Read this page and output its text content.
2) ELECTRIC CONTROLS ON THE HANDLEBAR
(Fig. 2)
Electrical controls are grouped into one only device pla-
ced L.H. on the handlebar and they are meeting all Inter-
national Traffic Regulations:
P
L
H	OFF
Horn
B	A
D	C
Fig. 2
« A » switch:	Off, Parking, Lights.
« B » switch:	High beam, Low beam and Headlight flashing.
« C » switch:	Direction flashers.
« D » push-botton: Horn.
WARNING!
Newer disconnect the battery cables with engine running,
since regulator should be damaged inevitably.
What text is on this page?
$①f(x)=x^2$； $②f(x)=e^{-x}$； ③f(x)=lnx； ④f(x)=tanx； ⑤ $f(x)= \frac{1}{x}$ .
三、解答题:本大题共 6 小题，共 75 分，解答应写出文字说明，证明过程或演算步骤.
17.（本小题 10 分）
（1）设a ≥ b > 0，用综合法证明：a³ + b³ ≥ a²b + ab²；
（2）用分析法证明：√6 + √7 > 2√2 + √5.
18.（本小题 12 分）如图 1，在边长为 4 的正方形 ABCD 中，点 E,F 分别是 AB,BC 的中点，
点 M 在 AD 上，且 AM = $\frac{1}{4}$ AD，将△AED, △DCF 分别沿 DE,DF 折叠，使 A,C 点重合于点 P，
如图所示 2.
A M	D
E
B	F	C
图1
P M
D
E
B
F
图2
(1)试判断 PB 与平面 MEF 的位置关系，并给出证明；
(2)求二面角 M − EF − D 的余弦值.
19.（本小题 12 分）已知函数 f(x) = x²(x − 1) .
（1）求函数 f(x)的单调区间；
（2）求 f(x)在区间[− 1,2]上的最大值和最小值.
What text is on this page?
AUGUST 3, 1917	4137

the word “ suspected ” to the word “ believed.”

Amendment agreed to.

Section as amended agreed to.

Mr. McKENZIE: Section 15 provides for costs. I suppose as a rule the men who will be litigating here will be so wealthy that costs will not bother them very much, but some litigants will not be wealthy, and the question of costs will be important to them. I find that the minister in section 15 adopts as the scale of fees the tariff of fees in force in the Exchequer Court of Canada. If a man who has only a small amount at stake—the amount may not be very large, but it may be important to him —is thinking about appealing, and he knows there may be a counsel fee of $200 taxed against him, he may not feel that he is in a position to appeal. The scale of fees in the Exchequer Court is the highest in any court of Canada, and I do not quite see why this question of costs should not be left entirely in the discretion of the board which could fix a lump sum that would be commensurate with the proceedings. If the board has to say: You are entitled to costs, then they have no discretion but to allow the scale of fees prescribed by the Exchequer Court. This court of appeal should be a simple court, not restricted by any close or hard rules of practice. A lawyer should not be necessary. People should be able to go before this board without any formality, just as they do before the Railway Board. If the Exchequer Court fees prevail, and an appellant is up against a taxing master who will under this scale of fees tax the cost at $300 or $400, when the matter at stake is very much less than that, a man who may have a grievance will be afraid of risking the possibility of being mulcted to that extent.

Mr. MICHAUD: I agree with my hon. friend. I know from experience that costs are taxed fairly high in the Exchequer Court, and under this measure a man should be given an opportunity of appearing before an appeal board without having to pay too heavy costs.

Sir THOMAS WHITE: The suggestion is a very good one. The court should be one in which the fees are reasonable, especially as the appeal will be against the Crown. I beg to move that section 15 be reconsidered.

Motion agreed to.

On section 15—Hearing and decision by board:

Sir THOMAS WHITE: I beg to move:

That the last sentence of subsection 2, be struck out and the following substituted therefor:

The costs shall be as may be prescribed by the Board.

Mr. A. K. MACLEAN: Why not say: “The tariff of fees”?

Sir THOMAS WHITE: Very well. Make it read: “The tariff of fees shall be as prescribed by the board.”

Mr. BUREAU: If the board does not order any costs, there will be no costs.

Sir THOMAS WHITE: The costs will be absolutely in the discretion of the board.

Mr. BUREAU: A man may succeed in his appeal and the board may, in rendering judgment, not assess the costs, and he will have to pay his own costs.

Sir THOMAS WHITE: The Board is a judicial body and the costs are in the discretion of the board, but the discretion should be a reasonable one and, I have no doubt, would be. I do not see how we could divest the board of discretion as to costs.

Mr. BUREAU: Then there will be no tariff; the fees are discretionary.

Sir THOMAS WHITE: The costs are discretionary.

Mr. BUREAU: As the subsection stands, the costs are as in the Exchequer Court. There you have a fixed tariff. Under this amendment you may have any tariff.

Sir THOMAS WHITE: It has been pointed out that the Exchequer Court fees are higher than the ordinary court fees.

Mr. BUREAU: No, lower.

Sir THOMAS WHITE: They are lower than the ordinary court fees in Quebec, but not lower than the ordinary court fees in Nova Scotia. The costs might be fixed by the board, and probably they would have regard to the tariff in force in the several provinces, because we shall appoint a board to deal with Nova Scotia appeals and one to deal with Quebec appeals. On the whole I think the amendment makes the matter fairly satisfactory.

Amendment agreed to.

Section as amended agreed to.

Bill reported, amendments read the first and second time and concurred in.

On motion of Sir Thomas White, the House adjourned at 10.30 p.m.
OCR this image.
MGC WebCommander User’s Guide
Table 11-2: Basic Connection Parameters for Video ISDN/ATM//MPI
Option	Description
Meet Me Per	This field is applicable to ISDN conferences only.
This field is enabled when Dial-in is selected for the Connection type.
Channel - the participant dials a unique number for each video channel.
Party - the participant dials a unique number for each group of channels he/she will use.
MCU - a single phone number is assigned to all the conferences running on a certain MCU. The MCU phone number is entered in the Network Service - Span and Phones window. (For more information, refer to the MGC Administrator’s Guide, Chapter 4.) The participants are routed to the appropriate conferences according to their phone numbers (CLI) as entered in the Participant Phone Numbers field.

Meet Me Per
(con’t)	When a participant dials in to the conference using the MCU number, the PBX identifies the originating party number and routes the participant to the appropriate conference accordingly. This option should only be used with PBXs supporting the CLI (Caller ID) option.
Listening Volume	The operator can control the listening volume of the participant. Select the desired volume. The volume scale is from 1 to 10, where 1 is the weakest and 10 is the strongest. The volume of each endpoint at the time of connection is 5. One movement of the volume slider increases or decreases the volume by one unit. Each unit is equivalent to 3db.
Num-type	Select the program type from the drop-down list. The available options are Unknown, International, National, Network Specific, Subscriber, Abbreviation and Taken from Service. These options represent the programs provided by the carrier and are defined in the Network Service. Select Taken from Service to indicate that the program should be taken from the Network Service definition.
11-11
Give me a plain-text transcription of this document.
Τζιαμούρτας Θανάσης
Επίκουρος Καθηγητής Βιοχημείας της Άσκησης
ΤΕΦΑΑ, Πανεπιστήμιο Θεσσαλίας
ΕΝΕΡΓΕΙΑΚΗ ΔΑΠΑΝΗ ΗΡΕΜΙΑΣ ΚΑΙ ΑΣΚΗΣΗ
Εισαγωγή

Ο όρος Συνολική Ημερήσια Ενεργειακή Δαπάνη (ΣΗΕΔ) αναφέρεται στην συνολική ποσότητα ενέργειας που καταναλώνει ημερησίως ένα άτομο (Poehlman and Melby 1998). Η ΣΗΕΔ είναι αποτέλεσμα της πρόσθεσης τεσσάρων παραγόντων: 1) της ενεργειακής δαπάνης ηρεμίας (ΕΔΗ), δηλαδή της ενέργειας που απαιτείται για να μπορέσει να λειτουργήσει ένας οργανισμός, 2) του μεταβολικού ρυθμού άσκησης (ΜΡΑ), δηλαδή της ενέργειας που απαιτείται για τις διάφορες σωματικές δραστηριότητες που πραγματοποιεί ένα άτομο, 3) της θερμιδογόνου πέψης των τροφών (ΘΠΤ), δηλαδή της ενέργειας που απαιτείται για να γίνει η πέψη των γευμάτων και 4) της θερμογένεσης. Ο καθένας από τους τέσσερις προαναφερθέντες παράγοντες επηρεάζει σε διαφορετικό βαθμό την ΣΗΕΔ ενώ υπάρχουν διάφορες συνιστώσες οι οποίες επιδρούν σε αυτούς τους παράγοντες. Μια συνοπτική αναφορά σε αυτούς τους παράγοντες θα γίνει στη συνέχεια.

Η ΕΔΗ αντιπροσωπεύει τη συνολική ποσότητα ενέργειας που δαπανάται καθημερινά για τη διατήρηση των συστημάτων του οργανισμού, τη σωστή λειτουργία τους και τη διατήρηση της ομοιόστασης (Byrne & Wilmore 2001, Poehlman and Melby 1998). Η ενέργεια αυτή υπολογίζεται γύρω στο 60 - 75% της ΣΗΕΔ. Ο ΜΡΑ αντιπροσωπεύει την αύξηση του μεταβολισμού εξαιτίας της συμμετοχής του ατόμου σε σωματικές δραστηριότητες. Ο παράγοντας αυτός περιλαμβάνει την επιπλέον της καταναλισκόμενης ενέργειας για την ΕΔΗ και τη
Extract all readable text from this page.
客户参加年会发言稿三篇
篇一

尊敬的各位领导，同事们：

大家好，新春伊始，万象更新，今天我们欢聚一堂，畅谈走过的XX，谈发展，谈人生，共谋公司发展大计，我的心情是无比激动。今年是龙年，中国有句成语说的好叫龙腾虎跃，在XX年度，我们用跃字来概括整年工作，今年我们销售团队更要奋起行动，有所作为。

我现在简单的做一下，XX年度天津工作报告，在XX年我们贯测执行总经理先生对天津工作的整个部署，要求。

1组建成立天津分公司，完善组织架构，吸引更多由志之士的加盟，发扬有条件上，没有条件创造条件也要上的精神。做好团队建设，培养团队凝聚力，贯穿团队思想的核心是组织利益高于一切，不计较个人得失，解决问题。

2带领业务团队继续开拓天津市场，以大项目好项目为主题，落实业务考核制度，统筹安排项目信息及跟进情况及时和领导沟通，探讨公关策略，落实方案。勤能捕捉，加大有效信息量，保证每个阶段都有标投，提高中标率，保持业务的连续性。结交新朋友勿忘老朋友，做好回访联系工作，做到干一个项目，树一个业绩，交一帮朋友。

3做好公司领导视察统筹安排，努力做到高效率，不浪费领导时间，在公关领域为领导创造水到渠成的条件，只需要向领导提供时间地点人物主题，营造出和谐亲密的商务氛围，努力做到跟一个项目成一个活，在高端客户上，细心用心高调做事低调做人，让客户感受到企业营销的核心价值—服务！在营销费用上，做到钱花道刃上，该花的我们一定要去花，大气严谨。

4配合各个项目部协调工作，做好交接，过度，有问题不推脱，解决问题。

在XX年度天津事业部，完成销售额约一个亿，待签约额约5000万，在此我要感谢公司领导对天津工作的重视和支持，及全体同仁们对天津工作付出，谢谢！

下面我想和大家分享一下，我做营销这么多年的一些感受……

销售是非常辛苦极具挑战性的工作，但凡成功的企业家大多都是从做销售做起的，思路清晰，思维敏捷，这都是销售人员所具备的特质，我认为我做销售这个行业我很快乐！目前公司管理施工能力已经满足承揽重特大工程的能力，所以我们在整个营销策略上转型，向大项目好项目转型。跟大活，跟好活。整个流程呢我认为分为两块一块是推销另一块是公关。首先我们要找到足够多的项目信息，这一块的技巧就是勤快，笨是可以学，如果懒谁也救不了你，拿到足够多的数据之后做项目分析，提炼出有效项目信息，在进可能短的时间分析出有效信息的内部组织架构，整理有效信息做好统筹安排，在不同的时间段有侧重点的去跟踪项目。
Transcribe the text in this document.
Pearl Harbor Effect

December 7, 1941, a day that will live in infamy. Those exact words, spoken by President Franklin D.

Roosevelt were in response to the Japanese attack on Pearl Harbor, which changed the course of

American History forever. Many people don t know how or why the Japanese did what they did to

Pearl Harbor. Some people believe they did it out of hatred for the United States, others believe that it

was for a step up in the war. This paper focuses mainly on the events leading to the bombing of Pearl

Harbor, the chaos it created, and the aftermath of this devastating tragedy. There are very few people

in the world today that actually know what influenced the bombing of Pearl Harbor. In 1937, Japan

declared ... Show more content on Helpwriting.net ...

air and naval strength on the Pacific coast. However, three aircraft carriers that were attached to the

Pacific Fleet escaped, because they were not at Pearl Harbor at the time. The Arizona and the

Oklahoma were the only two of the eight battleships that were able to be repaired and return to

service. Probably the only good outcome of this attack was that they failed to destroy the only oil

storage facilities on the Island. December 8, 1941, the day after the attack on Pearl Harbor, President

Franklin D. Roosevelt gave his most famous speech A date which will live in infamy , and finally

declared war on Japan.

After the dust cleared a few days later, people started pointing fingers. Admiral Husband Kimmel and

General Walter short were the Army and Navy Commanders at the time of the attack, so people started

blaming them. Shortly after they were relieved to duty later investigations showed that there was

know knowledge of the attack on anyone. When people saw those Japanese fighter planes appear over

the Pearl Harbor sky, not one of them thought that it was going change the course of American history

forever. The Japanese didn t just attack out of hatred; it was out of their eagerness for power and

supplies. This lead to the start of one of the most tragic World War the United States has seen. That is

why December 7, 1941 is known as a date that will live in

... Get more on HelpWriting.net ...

WRITTEN TASK
Repeat exactly the lines above, starting with the line that contains "Transcribe the text in this document." and ending with the last line, both included, and nothing else.

TASK RESPONSE
Transcribe the text in this document.
Pearl Harbor Effect

December 7, 1941, a day that will live in infamy. Those exact words, spoken by President Franklin D.

Roosevelt were in response to the Japanese attack on Pearl Harbor, which changed the course of

American History forever. Many people don t know how or why the Japanese did what they did to

Pearl Harbor. Some people believe they did it out of hatred for the United States, others believe that it

was for a step up in the war. This paper focuses mainly on the events leading to the bombing of Pearl

Harbor, the chaos it created, and the aftermath of this devastating tragedy. There are very few people

in the world today that actually know what influenced the bombing of Pearl Harbor. In 1937, Japan

declared ... Show more content on Helpwriting.net ...

air and naval strength on the Pacific coast. However, three aircraft carriers that were attached to the

Pacific Fleet escaped, because they were not at Pearl Harbor at the time. The Arizona and the

Oklahoma were the only two of the eight battleships that were able to be repaired and return to

service. Probably the only good outcome of this attack was that they failed to destroy the only oil

storage facilities on the Island. December 8, 1941, the day after the attack on Pearl Harbor, President

Franklin D. Roosevelt gave his most famous speech A date which will live in infamy , and finally

declared war on Japan.

After the dust cleared a few days later, people started pointing fingers. Admiral Husband Kimmel and

General Walter short were the Army and Navy Commanders at the time of the attack, so people started

blaming them. Shortly after they were relieved to duty later investigations showed that there was

know knowledge of the attack on anyone. When people saw those Japanese fighter planes appear over

the Pearl Harbor sky, not one of them thought that it was going change the course of American history

forever. The Japanese didn t just attack out of hatred; it was out of their eagerness for power and

supplies. This lead to the start of one of the most tragic World War the United States has seen. That is

why December 7, 1941 is known as a date that will live in

... Get more on HelpWriting.net ...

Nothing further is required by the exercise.